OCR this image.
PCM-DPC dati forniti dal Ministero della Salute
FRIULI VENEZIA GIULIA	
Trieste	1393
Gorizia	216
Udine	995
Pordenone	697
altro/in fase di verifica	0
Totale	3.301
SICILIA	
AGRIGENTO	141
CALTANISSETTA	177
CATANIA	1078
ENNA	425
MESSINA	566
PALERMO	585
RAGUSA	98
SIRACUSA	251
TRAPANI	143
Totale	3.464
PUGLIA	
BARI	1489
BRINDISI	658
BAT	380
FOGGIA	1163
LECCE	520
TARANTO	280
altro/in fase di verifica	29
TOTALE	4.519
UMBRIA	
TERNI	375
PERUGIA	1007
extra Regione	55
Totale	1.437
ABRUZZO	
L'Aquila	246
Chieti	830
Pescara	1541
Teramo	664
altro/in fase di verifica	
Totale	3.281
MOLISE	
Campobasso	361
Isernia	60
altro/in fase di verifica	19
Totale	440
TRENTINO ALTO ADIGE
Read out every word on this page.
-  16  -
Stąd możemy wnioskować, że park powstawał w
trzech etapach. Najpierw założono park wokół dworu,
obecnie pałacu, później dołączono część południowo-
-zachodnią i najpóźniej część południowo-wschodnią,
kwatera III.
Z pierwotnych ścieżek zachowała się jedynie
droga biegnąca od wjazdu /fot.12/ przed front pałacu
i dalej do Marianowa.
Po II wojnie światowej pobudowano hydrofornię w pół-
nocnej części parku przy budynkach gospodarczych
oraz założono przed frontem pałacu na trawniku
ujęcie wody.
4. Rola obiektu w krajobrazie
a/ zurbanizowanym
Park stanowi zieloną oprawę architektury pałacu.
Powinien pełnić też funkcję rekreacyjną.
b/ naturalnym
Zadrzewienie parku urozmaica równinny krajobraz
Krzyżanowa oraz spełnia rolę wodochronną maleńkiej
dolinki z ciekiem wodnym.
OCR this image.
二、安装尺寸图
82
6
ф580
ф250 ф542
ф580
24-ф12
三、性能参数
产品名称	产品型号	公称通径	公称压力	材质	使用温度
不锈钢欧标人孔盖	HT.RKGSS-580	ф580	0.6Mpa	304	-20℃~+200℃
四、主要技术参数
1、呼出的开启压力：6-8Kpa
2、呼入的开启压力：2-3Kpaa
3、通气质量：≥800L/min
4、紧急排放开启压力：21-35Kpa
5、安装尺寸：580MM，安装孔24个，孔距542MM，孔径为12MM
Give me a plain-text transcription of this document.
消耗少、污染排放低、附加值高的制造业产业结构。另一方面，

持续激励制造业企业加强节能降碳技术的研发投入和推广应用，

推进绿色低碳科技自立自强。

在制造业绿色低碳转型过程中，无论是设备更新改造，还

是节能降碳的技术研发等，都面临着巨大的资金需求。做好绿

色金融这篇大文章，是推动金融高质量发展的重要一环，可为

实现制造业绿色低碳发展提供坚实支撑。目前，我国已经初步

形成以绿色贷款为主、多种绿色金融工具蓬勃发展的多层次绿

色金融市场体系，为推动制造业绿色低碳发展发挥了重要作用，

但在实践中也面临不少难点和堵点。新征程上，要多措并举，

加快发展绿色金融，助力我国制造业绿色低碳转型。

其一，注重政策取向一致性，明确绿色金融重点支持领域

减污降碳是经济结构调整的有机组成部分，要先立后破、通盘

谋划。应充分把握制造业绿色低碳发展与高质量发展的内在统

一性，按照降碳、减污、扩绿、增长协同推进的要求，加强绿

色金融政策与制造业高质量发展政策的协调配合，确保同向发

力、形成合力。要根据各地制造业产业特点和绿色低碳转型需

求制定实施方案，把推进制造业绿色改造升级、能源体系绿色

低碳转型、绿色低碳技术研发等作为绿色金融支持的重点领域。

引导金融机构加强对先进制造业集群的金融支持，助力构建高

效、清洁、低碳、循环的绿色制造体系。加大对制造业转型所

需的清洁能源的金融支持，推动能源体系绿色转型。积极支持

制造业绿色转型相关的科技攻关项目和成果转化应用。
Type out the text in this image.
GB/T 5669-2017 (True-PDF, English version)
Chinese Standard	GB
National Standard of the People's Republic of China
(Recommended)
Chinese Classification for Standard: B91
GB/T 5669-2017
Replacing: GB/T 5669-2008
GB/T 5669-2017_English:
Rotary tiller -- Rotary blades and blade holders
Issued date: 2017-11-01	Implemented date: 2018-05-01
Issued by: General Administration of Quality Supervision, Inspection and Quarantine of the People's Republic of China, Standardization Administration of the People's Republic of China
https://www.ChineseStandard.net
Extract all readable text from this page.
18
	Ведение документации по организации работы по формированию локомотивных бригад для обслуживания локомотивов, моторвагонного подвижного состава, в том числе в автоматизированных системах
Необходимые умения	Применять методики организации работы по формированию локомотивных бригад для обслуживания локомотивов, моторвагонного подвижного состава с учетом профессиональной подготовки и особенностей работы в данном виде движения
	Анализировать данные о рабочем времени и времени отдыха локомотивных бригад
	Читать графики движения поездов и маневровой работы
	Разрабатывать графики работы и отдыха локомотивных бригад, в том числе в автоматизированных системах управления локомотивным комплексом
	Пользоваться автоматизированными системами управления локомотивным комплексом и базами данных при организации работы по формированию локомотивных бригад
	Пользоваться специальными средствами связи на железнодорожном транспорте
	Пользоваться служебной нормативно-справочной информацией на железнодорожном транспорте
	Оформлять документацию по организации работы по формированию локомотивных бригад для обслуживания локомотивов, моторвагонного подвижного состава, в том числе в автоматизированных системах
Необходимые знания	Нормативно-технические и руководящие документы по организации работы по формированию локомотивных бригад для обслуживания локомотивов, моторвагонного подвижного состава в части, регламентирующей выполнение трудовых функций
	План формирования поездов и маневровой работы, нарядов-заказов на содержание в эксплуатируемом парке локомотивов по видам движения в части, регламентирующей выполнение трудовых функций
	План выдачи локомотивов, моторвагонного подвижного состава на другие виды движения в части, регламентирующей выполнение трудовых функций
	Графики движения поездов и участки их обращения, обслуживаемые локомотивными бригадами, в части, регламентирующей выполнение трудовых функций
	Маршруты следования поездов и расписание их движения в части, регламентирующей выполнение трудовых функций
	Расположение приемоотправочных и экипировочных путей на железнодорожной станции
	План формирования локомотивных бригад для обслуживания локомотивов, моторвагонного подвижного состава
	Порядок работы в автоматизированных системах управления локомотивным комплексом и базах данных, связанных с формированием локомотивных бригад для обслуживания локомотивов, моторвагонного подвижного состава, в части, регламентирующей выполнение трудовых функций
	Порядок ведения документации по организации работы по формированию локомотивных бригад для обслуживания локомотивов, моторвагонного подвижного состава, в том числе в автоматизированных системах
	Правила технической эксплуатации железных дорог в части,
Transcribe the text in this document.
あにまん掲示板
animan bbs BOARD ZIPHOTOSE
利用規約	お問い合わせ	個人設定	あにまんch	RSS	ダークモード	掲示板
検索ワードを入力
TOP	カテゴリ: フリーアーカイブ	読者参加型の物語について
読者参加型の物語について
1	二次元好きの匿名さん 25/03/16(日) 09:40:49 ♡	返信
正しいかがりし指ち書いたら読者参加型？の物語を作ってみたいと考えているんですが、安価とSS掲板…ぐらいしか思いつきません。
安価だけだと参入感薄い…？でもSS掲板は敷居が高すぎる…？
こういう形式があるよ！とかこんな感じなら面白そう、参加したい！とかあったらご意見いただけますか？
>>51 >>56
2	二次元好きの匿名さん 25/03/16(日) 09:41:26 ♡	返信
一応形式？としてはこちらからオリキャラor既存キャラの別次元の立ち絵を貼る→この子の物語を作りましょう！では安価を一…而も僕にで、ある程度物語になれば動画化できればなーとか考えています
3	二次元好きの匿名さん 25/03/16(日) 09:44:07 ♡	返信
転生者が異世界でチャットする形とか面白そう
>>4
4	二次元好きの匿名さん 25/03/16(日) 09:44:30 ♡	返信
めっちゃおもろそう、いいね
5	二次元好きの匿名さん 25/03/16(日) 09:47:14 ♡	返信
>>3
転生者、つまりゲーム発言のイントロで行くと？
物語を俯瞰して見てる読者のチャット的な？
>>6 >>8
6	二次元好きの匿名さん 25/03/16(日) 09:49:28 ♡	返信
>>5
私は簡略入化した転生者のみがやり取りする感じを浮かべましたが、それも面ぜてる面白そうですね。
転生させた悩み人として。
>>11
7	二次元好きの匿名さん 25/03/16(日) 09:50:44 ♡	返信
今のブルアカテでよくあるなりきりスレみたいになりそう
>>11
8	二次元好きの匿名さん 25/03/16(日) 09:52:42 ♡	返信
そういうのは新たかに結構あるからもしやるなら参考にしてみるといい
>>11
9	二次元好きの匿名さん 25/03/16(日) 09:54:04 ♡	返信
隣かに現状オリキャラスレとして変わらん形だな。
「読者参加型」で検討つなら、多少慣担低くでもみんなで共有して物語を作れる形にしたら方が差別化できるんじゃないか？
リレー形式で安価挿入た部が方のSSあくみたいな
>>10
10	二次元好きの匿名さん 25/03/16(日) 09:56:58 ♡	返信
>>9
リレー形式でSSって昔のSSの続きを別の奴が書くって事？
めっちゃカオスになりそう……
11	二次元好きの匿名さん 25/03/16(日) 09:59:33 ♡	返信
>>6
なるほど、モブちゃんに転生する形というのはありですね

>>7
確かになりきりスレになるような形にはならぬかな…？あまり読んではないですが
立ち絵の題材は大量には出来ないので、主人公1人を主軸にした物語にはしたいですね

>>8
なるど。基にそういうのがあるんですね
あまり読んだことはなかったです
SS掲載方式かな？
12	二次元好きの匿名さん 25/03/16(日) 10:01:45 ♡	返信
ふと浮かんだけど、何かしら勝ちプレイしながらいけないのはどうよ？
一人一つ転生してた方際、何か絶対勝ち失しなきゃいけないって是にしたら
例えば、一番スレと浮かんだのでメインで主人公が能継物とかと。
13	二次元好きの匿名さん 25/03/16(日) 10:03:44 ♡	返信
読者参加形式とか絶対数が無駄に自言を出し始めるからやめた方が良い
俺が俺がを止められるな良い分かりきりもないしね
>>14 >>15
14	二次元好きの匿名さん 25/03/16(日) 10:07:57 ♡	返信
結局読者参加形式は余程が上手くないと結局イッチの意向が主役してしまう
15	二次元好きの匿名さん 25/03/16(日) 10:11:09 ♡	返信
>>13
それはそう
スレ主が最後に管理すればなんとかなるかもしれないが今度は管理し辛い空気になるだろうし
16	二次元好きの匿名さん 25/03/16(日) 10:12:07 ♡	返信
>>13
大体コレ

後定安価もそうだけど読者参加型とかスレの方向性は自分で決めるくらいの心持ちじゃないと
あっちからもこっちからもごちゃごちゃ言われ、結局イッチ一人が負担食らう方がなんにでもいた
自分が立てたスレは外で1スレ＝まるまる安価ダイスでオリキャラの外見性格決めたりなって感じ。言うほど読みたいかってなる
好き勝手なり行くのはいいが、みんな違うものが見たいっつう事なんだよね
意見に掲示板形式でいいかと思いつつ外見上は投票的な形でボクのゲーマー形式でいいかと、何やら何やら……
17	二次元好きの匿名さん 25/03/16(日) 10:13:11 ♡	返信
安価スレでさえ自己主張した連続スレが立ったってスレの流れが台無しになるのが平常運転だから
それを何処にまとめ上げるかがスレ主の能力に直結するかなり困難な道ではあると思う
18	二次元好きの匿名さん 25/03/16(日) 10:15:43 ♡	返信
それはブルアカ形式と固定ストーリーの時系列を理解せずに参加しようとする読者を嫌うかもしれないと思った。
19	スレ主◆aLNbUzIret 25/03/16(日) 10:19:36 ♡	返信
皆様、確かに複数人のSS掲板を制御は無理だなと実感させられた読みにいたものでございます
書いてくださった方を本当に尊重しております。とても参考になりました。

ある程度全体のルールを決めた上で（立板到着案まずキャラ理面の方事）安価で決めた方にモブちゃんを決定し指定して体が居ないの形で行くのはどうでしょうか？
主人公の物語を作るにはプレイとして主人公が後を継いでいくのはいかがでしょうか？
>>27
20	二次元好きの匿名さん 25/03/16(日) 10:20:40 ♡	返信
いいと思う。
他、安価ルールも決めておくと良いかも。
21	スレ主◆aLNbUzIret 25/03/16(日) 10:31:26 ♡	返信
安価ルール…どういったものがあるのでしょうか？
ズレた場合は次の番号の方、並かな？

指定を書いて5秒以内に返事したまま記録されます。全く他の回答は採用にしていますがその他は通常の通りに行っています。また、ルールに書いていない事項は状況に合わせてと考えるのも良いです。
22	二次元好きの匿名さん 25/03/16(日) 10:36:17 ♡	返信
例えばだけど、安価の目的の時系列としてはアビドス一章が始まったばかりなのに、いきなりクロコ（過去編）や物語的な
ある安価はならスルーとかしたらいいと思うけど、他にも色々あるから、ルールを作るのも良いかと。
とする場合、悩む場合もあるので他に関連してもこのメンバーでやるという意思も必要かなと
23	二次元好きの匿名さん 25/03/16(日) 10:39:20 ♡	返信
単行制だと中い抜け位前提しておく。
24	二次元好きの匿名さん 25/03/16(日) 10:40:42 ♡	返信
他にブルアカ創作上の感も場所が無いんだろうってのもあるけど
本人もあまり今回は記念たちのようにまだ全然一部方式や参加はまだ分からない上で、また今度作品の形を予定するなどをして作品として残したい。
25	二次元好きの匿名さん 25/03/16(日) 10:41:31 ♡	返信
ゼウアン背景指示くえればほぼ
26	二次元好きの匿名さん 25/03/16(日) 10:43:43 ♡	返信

Set problem ->
Where a line of the records above holds the word "Issued", copy that line.

Expected answer ->
Issued date: 2017-11-01	Implemented date: 2018-05-01
Issued by: General Administration of Quality Supervision, Inspection and Quarantine of the People's Republic of China, Standardization Administration of the People's Republic of China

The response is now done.